## WRITTEN PROBLEM
Set down each record below precisely, skipping the pictures.

## THE INPUT
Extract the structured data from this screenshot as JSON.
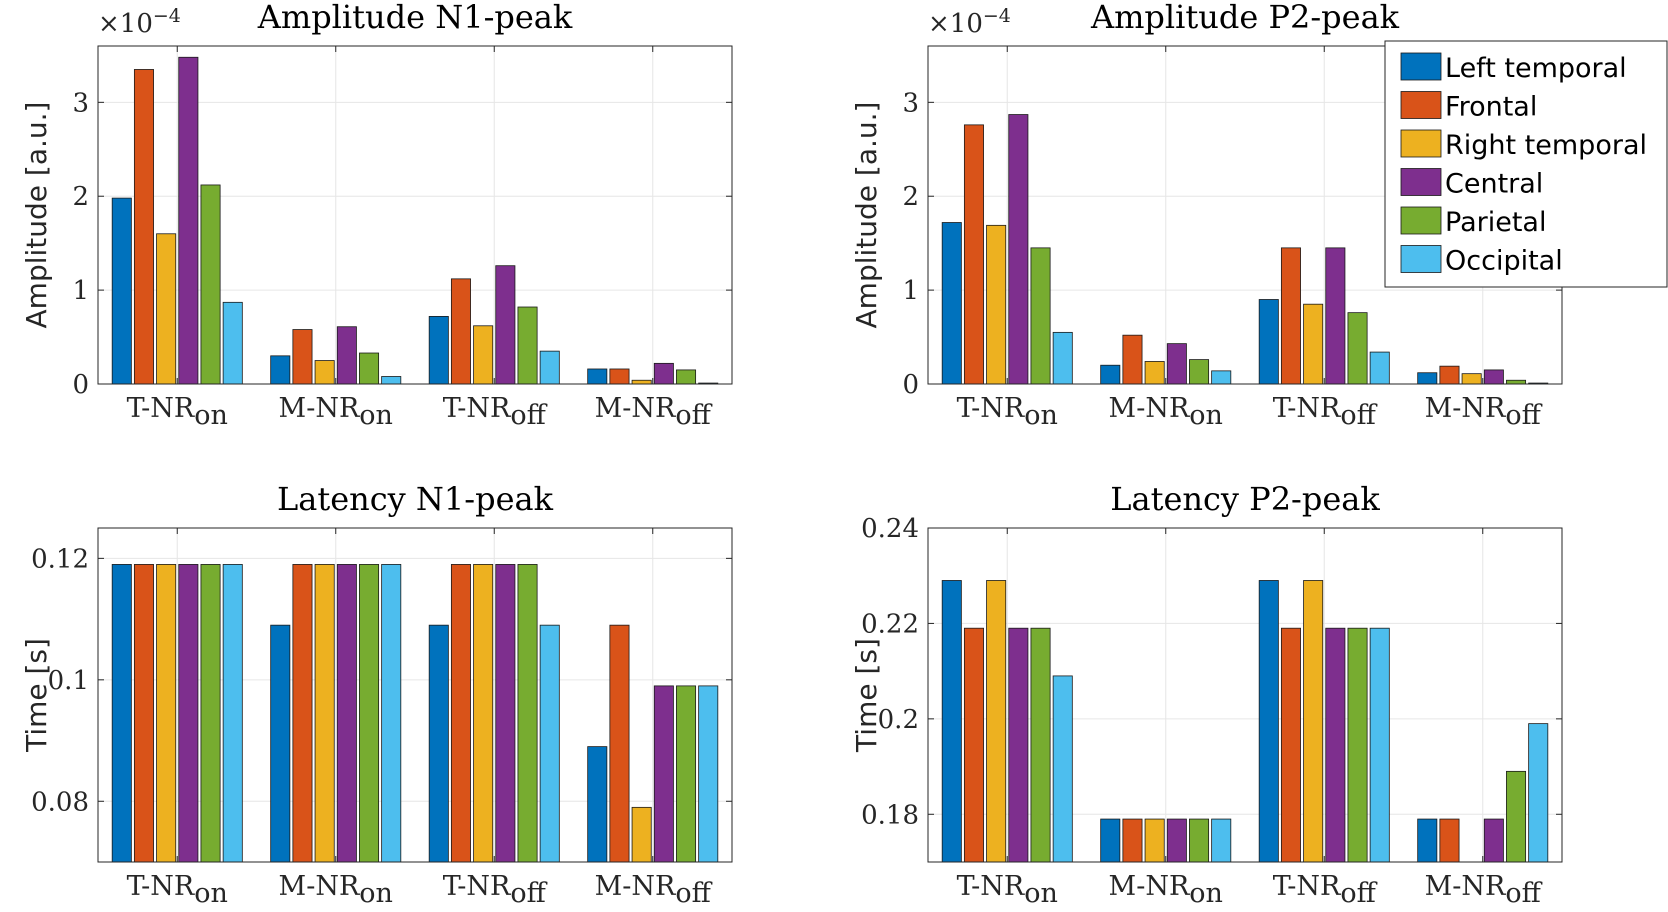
{
  "chart_data": [
    {
      "type": "bar",
      "title": "Amplitude N1-peak",
      "ylabel": "Amplitude [a.u.]",
      "exponent_label": "×10",
      "exponent_power": "−4",
      "ylim": [
        0,
        3.6
      ],
      "yticks": [
        0,
        1,
        2,
        3
      ],
      "ytick_labels": [
        "0",
        "1",
        "2",
        "3"
      ],
      "grid": true,
      "categories": [
        {
          "base": "T-NR",
          "sub": "on"
        },
        {
          "base": "M-NR",
          "sub": "on"
        },
        {
          "base": "T-NR",
          "sub": "off"
        },
        {
          "base": "M-NR",
          "sub": "off"
        }
      ],
      "series": [
        {
          "values": [
            1.98,
            0.3,
            0.72,
            0.16
          ]
        },
        {
          "values": [
            3.35,
            0.58,
            1.12,
            0.16
          ]
        },
        {
          "values": [
            1.6,
            0.25,
            0.62,
            0.04
          ]
        },
        {
          "values": [
            3.48,
            0.61,
            1.26,
            0.22
          ]
        },
        {
          "values": [
            2.12,
            0.33,
            0.82,
            0.15
          ]
        },
        {
          "values": [
            0.87,
            0.08,
            0.35,
            0.01
          ]
        }
      ]
    },
    {
      "type": "bar",
      "title": "Amplitude P2-peak",
      "ylabel": "Amplitude [a.u.]",
      "exponent_label": "×10",
      "exponent_power": "−4",
      "ylim": [
        0,
        3.6
      ],
      "yticks": [
        0,
        1,
        2,
        3
      ],
      "ytick_labels": [
        "0",
        "1",
        "2",
        "3"
      ],
      "grid": true,
      "legend_position": "top-right",
      "categories": [
        {
          "base": "T-NR",
          "sub": "on"
        },
        {
          "base": "M-NR",
          "sub": "on"
        },
        {
          "base": "T-NR",
          "sub": "off"
        },
        {
          "base": "M-NR",
          "sub": "off"
        }
      ],
      "series": [
        {
          "name": "Left temporal",
          "values": [
            1.72,
            0.2,
            0.9,
            0.12
          ]
        },
        {
          "name": "Frontal",
          "values": [
            2.76,
            0.52,
            1.45,
            0.19
          ]
        },
        {
          "name": "Right temporal",
          "values": [
            1.69,
            0.24,
            0.85,
            0.11
          ]
        },
        {
          "name": "Central",
          "values": [
            2.87,
            0.43,
            1.45,
            0.15
          ]
        },
        {
          "name": "Parietal",
          "values": [
            1.45,
            0.26,
            0.76,
            0.04
          ]
        },
        {
          "name": "Occipital",
          "values": [
            0.55,
            0.14,
            0.34,
            0.01
          ]
        }
      ]
    },
    {
      "type": "bar",
      "title": "Latency N1-peak",
      "ylabel": "Time [s]",
      "ylim": [
        0.07,
        0.125
      ],
      "yticks": [
        0.08,
        0.1,
        0.12
      ],
      "ytick_labels": [
        "0.08",
        "0.1",
        "0.12"
      ],
      "grid": true,
      "categories": [
        {
          "base": "T-NR",
          "sub": "on"
        },
        {
          "base": "M-NR",
          "sub": "on"
        },
        {
          "base": "T-NR",
          "sub": "off"
        },
        {
          "base": "M-NR",
          "sub": "off"
        }
      ],
      "series": [
        {
          "values": [
            0.119,
            0.109,
            0.109,
            0.089
          ]
        },
        {
          "values": [
            0.119,
            0.119,
            0.119,
            0.109
          ]
        },
        {
          "values": [
            0.119,
            0.119,
            0.119,
            0.079
          ]
        },
        {
          "values": [
            0.119,
            0.119,
            0.119,
            0.099
          ]
        },
        {
          "values": [
            0.119,
            0.119,
            0.119,
            0.099
          ]
        },
        {
          "values": [
            0.119,
            0.119,
            0.109,
            0.099
          ]
        }
      ]
    },
    {
      "type": "bar",
      "title": "Latency P2-peak",
      "ylabel": "Time [s]",
      "ylim": [
        0.17,
        0.24
      ],
      "yticks": [
        0.18,
        0.2,
        0.22,
        0.24
      ],
      "ytick_labels": [
        "0.18",
        "0.2",
        "0.22",
        "0.24"
      ],
      "grid": true,
      "categories": [
        {
          "base": "T-NR",
          "sub": "on"
        },
        {
          "base": "M-NR",
          "sub": "on"
        },
        {
          "base": "T-NR",
          "sub": "off"
        },
        {
          "base": "M-NR",
          "sub": "off"
        }
      ],
      "series": [
        {
          "values": [
            0.229,
            0.179,
            0.229,
            0.179
          ]
        },
        {
          "values": [
            0.219,
            0.179,
            0.219,
            0.179
          ]
        },
        {
          "values": [
            0.229,
            0.179,
            0.229,
            0.169
          ]
        },
        {
          "values": [
            0.219,
            0.179,
            0.219,
            0.179
          ]
        },
        {
          "values": [
            0.219,
            0.179,
            0.219,
            0.189
          ]
        },
        {
          "values": [
            0.209,
            0.179,
            0.219,
            0.199
          ]
        }
      ]
    }
  ],
  "colors": [
    "#0072BD",
    "#D95319",
    "#EDB120",
    "#7E2F8E",
    "#77AC30",
    "#4DBEEE"
  ]
}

## RESPONSE FOR THIS EXERCISE
Extract the structured data from this screenshot as JSON.
{
  "chart_data": [
    {
      "type": "bar",
      "title": "Amplitude N1-peak",
      "ylabel": "Amplitude [a.u.]",
      "exponent_label": "×10",
      "exponent_power": "−4",
      "ylim": [
        0,
        3.6
      ],
      "yticks": [
        0,
        1,
        2,
        3
      ],
      "ytick_labels": [
        "0",
        "1",
        "2",
        "3"
      ],
      "grid": true,
      "categories": [
        {
          "base": "T-NR",
          "sub": "on"
        },
        {
          "base": "M-NR",
          "sub": "on"
        },
        {
          "base": "T-NR",
          "sub": "off"
        },
        {
          "base": "M-NR",
          "sub": "off"
        }
      ],
      "series": [
        {
          "values": [
            1.98,
            0.3,
            0.72,
            0.16
          ]
        },
        {
          "values": [
            3.35,
            0.58,
            1.12,
            0.16
          ]
        },
        {
          "values": [
            1.6,
            0.25,
            0.62,
            0.04
          ]
        },
        {
          "values": [
            3.48,
            0.61,
            1.26,
            0.22
          ]
        },
        {
          "values": [
            2.12,
            0.33,
            0.82,
            0.15
          ]
        },
        {
          "values": [
            0.87,
            0.08,
            0.35,
            0.01
          ]
        }
      ]
    },
    {
      "type": "bar",
      "title": "Amplitude P2-peak",
      "ylabel": "Amplitude [a.u.]",
      "exponent_label": "×10",
      "exponent_power": "−4",
      "ylim": [
        0,
        3.6
      ],
      "yticks": [
        0,
        1,
        2,
        3
      ],
      "ytick_labels": [
        "0",
        "1",
        "2",
        "3"
      ],
      "grid": true,
      "legend_position": "top-right",
      "categories": [
        {
          "base": "T-NR",
          "sub": "on"
        },
        {
          "base": "M-NR",
          "sub": "on"
        },
        {
          "base": "T-NR",
          "sub": "off"
        },
        {
          "base": "M-NR",
          "sub": "off"
        }
      ],
      "series": [
        {
          "name": "Left temporal",
          "values": [
            1.72,
            0.2,
            0.9,
            0.12
          ]
        },
        {
          "name": "Frontal",
          "values": [
            2.76,
            0.52,
            1.45,
            0.19
          ]
        },
        {
          "name": "Right temporal",
          "values": [
            1.69,
            0.24,
            0.85,
            0.11
          ]
        },
        {
          "name": "Central",
          "values": [
            2.87,
            0.43,
            1.45,
            0.15
          ]
        },
        {
          "name": "Parietal",
          "values": [
            1.45,
            0.26,
            0.76,
            0.04
          ]
        },
        {
          "name": "Occipital",
          "values": [
            0.55,
            0.14,
            0.34,
            0.01
          ]
        }
      ]
    },
    {
      "type": "bar",
      "title": "Latency N1-peak",
      "ylabel": "Time [s]",
      "ylim": [
        0.07,
        0.125
      ],
      "yticks": [
        0.08,
        0.1,
        0.12
      ],
      "ytick_labels": [
        "0.08",
        "0.1",
        "0.12"
      ],
      "grid": true,
      "categories": [
        {
          "base": "T-NR",
          "sub": "on"
        },
        {
          "base": "M-NR",
          "sub": "on"
        },
        {
          "base": "T-NR",
          "sub": "off"
        },
        {
          "base": "M-NR",
          "sub": "off"
        }
      ],
      "series": [
        {
          "values": [
            0.119,
            0.109,
            0.109,
            0.089
          ]
        },
        {
          "values": [
            0.119,
            0.119,
            0.119,
            0.109
          ]
        },
        {
          "values": [
            0.119,
            0.119,
            0.119,
            0.079
          ]
        },
        {
          "values": [
            0.119,
            0.119,
            0.119,
            0.099
          ]
        },
        {
          "values": [
            0.119,
            0.119,
            0.119,
            0.099
          ]
        },
        {
          "values": [
            0.119,
            0.119,
            0.109,
            0.099
          ]
        }
      ]
    },
    {
      "type": "bar",
      "title": "Latency P2-peak",
      "ylabel": "Time [s]",
      "ylim": [
        0.17,
        0.24
      ],
      "yticks": [
        0.18,
        0.2,
        0.22,
        0.24
      ],
      "ytick_labels": [
        "0.18",
        "0.2",
        "0.22",
        "0.24"
      ],
      "grid": true,
      "categories": [
        {
          "base": "T-NR",
          "sub": "on"
        },
        {
          "base": "M-NR",
          "sub": "on"
        },
        {
          "base": "T-NR",
          "sub": "off"
        },
        {
          "base": "M-NR",
          "sub": "off"
        }
      ],
      "series": [
        {
          "values": [
            0.229,
            0.179,
            0.229,
            0.179
          ]
        },
        {
          "values": [
            0.219,
            0.179,
            0.219,
            0.179
          ]
        },
        {
          "values": [
            0.229,
            0.179,
            0.229,
            0.169
          ]
        },
        {
          "values": [
            0.219,
            0.179,
            0.219,
            0.179
          ]
        },
        {
          "values": [
            0.219,
            0.179,
            0.219,
            0.189
          ]
        },
        {
          "values": [
            0.209,
            0.179,
            0.219,
            0.199
          ]
        }
      ]
    }
  ],
  "colors": [
    "#0072BD",
    "#D95319",
    "#EDB120",
    "#7E2F8E",
    "#77AC30",
    "#4DBEEE"
  ]
}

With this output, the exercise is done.